» **EXERCISE TASK**: Type the records out again in full, exactly.

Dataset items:
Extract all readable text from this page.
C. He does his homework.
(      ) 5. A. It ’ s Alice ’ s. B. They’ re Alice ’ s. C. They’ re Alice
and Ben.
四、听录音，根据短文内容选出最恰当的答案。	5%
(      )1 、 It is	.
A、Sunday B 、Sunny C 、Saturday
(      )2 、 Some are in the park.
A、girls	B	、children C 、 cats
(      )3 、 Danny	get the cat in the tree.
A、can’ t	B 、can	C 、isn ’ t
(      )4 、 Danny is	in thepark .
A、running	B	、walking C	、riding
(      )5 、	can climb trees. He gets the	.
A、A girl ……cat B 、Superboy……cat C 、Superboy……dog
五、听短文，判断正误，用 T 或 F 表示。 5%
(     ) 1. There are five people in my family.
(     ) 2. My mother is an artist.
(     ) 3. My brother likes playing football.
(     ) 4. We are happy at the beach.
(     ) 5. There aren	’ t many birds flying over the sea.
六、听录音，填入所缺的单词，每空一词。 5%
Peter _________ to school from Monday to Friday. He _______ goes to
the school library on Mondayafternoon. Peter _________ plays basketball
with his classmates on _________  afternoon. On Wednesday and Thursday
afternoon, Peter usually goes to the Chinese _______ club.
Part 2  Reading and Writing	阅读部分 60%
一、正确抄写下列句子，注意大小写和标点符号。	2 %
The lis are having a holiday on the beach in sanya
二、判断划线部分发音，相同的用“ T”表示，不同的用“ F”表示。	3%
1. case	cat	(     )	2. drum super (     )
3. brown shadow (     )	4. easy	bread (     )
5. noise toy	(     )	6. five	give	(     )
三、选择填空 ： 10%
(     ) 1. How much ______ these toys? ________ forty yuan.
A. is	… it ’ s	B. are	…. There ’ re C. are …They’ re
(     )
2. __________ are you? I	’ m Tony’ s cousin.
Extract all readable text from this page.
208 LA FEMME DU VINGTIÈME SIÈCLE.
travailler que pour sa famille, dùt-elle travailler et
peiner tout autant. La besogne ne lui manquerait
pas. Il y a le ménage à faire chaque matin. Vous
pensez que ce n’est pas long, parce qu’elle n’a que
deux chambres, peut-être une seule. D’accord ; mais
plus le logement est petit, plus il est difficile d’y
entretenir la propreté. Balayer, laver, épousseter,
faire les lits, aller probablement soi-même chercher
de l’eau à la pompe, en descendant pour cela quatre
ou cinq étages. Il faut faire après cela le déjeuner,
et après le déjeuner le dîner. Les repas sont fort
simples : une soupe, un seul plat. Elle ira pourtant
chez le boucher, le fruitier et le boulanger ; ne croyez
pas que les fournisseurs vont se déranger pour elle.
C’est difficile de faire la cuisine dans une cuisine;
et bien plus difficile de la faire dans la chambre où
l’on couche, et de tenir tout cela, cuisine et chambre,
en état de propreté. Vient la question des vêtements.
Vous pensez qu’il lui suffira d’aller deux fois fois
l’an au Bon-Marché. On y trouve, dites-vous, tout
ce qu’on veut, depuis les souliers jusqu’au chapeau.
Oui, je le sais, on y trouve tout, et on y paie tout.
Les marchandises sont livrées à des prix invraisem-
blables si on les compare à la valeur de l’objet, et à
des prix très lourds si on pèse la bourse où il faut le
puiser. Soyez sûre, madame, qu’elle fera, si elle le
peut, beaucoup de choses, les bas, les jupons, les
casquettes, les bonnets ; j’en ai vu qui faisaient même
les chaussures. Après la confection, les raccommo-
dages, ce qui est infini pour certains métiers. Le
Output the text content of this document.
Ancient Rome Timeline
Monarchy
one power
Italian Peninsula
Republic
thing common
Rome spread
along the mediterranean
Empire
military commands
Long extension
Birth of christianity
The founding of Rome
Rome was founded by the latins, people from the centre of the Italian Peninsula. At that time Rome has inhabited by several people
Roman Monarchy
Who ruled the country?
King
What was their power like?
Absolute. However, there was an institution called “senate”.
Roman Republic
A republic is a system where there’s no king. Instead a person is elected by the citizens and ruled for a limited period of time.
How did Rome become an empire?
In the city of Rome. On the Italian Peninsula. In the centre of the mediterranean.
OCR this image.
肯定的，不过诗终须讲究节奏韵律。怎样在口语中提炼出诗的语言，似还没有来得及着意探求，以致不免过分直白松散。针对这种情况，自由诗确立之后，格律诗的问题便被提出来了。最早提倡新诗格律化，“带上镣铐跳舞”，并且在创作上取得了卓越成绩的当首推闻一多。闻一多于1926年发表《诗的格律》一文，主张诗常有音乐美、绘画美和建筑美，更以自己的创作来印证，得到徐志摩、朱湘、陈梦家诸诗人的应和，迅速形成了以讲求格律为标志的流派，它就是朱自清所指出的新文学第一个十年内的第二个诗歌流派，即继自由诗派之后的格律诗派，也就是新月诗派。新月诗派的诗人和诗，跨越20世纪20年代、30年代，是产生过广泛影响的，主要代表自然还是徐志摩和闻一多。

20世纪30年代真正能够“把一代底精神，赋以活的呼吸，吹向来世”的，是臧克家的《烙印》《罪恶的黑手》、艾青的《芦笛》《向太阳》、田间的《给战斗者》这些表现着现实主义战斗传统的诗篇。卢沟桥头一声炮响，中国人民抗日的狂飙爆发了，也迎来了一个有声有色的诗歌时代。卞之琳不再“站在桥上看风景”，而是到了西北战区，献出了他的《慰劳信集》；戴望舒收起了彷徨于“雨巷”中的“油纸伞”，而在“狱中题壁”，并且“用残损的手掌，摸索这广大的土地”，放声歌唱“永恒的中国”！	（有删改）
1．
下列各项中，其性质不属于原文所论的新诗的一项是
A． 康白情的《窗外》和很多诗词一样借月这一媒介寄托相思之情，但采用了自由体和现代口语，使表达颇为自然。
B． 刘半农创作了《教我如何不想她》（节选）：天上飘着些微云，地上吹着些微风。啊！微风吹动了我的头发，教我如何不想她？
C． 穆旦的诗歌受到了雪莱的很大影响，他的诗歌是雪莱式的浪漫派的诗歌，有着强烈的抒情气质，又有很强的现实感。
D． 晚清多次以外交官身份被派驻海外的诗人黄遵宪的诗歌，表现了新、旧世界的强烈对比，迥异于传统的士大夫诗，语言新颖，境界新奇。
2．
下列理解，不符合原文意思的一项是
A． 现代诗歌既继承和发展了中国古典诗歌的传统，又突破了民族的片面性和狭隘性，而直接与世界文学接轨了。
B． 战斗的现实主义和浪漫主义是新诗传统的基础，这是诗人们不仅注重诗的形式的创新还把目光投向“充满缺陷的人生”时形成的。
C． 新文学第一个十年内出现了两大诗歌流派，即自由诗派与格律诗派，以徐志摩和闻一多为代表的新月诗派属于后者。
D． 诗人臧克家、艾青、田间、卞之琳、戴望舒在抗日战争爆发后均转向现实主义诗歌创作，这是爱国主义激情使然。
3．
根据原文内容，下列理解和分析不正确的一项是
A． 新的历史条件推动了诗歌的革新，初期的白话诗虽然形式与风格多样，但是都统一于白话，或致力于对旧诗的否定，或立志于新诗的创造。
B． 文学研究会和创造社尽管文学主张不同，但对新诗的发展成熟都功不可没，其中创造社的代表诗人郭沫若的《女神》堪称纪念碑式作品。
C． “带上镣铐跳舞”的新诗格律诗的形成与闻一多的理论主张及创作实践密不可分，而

» **EXERCISE SOLUTION**:
Extract all readable text from this page.
C. He does his homework.
(      ) 5. A. It ’ s Alice ’ s. B. They’ re Alice ’ s. C. They’ re Alice
and Ben.
四、听录音，根据短文内容选出最恰当的答案。	5%
(      )1 、 It is	.
A、Sunday B 、Sunny C 、Saturday
(      )2 、 Some are in the park.
A、girls	B	、children C 、 cats
(      )3 、 Danny	get the cat in the tree.
A、can’ t	B 、can	C 、isn ’ t
(      )4 、 Danny is	in thepark .
A、running	B	、walking C	、riding
(      )5 、	can climb trees. He gets the	.
A、A girl ……cat B 、Superboy……cat C 、Superboy……dog
五、听短文，判断正误，用 T 或 F 表示。 5%
(     ) 1. There are five people in my family.
(     ) 2. My mother is an artist.
(     ) 3. My brother likes playing football.
(     ) 4. We are happy at the beach.
(     ) 5. There aren	’ t many birds flying over the sea.
六、听录音，填入所缺的单词，每空一词。 5%
Peter _________ to school from Monday to Friday. He _______ goes to
the school library on Mondayafternoon. Peter _________ plays basketball
with his classmates on _________  afternoon. On Wednesday and Thursday
afternoon, Peter usually goes to the Chinese _______ club.
Part 2  Reading and Writing	阅读部分 60%
一、正确抄写下列句子，注意大小写和标点符号。	2 %
The lis are having a holiday on the beach in sanya
二、判断划线部分发音，相同的用“ T”表示，不同的用“ F”表示。	3%
1. case	cat	(     )	2. drum super (     )
3. brown shadow (     )	4. easy	bread (     )
5. noise toy	(     )	6. five	give	(     )
三、选择填空 ： 10%
(     ) 1. How much ______ these toys? ________ forty yuan.
A. is	… it ’ s	B. are	…. There ’ re C. are …They’ re
(     )
2. __________ are you? I	’ m Tony’ s cousin.
Extract all readable text from this page.
208 LA FEMME DU VINGTIÈME SIÈCLE.
travailler que pour sa famille, dùt-elle travailler et
peiner tout autant. La besogne ne lui manquerait
pas. Il y a le ménage à faire chaque matin. Vous
pensez que ce n’est pas long, parce qu’elle n’a que
deux chambres, peut-être une seule. D’accord ; mais
plus le logement est petit, plus il est difficile d’y
entretenir la propreté. Balayer, laver, épousseter,
faire les lits, aller probablement soi-même chercher
de l’eau à la pompe, en descendant pour cela quatre
ou cinq étages. Il faut faire après cela le déjeuner,
et après le déjeuner le dîner. Les repas sont fort
simples : une soupe, un seul plat. Elle ira pourtant
chez le boucher, le fruitier et le boulanger ; ne croyez
pas que les fournisseurs vont se déranger pour elle.
C’est difficile de faire la cuisine dans une cuisine;
et bien plus difficile de la faire dans la chambre où
l’on couche, et de tenir tout cela, cuisine et chambre,
en état de propreté. Vient la question des vêtements.
Vous pensez qu’il lui suffira d’aller deux fois fois
l’an au Bon-Marché. On y trouve, dites-vous, tout
ce qu’on veut, depuis les souliers jusqu’au chapeau.
Oui, je le sais, on y trouve tout, et on y paie tout.
Les marchandises sont livrées à des prix invraisem-
blables si on les compare à la valeur de l’objet, et à
des prix très lourds si on pèse la bourse où il faut le
puiser. Soyez sûre, madame, qu’elle fera, si elle le
peut, beaucoup de choses, les bas, les jupons, les
casquettes, les bonnets ; j’en ai vu qui faisaient même
les chaussures. Après la confection, les raccommo-
dages, ce qui est infini pour certains métiers. Le
Output the text content of this document.
Ancient Rome Timeline
Monarchy
one power
Italian Peninsula
Republic
thing common
Rome spread
along the mediterranean
Empire
military commands
Long extension
Birth of christianity
The founding of Rome
Rome was founded by the latins, people from the centre of the Italian Peninsula. At that time Rome has inhabited by several people
Roman Monarchy
Who ruled the country?
King
What was their power like?
Absolute. However, there was an institution called “senate”.
Roman Republic
A republic is a system where there’s no king. Instead a person is elected by the citizens and ruled for a limited period of time.
How did Rome become an empire?
In the city of Rome. On the Italian Peninsula. In the centre of the mediterranean.
OCR this image.
肯定的，不过诗终须讲究节奏韵律。怎样在口语中提炼出诗的语言，似还没有来得及着意探求，以致不免过分直白松散。针对这种情况，自由诗确立之后，格律诗的问题便被提出来了。最早提倡新诗格律化，“带上镣铐跳舞”，并且在创作上取得了卓越成绩的当首推闻一多。闻一多于1926年发表《诗的格律》一文，主张诗常有音乐美、绘画美和建筑美，更以自己的创作来印证，得到徐志摩、朱湘、陈梦家诸诗人的应和，迅速形成了以讲求格律为标志的流派，它就是朱自清所指出的新文学第一个十年内的第二个诗歌流派，即继自由诗派之后的格律诗派，也就是新月诗派。新月诗派的诗人和诗，跨越20世纪20年代、30年代，是产生过广泛影响的，主要代表自然还是徐志摩和闻一多。

20世纪30年代真正能够“把一代底精神，赋以活的呼吸，吹向来世”的，是臧克家的《烙印》《罪恶的黑手》、艾青的《芦笛》《向太阳》、田间的《给战斗者》这些表现着现实主义战斗传统的诗篇。卢沟桥头一声炮响，中国人民抗日的狂飙爆发了，也迎来了一个有声有色的诗歌时代。卞之琳不再“站在桥上看风景”，而是到了西北战区，献出了他的《慰劳信集》；戴望舒收起了彷徨于“雨巷”中的“油纸伞”，而在“狱中题壁”，并且“用残损的手掌，摸索这广大的土地”，放声歌唱“永恒的中国”！	（有删改）
1．
下列各项中，其性质不属于原文所论的新诗的一项是
A． 康白情的《窗外》和很多诗词一样借月这一媒介寄托相思之情，但采用了自由体和现代口语，使表达颇为自然。
B． 刘半农创作了《教我如何不想她》（节选）：天上飘着些微云，地上吹着些微风。啊！微风吹动了我的头发，教我如何不想她？
C． 穆旦的诗歌受到了雪莱的很大影响，他的诗歌是雪莱式的浪漫派的诗歌，有着强烈的抒情气质，又有很强的现实感。
D． 晚清多次以外交官身份被派驻海外的诗人黄遵宪的诗歌，表现了新、旧世界的强烈对比，迥异于传统的士大夫诗，语言新颖，境界新奇。
2．
下列理解，不符合原文意思的一项是
A． 现代诗歌既继承和发展了中国古典诗歌的传统，又突破了民族的片面性和狭隘性，而直接与世界文学接轨了。
B． 战斗的现实主义和浪漫主义是新诗传统的基础，这是诗人们不仅注重诗的形式的创新还把目光投向“充满缺陷的人生”时形成的。
C． 新文学第一个十年内出现了两大诗歌流派，即自由诗派与格律诗派，以徐志摩和闻一多为代表的新月诗派属于后者。
D． 诗人臧克家、艾青、田间、卞之琳、戴望舒在抗日战争爆发后均转向现实主义诗歌创作，这是爱国主义激情使然。
3．
根据原文内容，下列理解和分析不正确的一项是
A． 新的历史条件推动了诗歌的革新，初期的白话诗虽然形式与风格多样，但是都统一于白话，或致力于对旧诗的否定，或立志于新诗的创造。
B． 文学研究会和创造社尽管文学主张不同，但对新诗的发展成熟都功不可没，其中创造社的代表诗人郭沫若的《女神》堪称纪念碑式作品。
C． “带上镣铐跳舞”的新诗格律诗的形成与闻一多的理论主张及创作实践密不可分，而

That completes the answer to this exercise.